* BEGIN *

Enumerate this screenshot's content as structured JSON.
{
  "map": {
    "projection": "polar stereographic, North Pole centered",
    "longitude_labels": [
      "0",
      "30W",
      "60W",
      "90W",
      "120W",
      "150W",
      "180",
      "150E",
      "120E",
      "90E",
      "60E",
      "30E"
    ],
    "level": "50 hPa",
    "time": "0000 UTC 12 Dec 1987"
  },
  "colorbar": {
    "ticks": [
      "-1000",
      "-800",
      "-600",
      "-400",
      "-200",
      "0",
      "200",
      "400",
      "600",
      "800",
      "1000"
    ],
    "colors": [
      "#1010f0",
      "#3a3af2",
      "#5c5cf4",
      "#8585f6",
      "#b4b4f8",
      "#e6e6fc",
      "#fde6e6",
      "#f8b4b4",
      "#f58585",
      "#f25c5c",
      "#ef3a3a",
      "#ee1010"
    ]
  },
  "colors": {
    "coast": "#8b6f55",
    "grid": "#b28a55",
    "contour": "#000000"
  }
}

* END *

_TASK TO COMPLETE_
Return each line of the data exactly as written above.

_TASK RESULT_
Enumerate this screenshot's content as structured JSON.
{
  "map": {
    "projection": "polar stereographic, North Pole centered",
    "longitude_labels": [
      "0",
      "30W",
      "60W",
      "90W",
      "120W",
      "150W",
      "180",
      "150E",
      "120E",
      "90E",
      "60E",
      "30E"
    ],
    "level": "50 hPa",
    "time": "0000 UTC 12 Dec 1987"
  },
  "colorbar": {
    "ticks": [
      "-1000",
      "-800",
      "-600",
      "-400",
      "-200",
      "0",
      "200",
      "400",
      "600",
      "800",
      "1000"
    ],
    "colors": [
      "#1010f0",
      "#3a3af2",
      "#5c5cf4",
      "#8585f6",
      "#b4b4f8",
      "#e6e6fc",
      "#fde6e6",
      "#f8b4b4",
      "#f58585",
      "#f25c5c",
      "#ef3a3a",
      "#ee1010"
    ]
  },
  "colors": {
    "coast": "#8b6f55",
    "grid": "#b28a55",
    "contour": "#000000"
  }
}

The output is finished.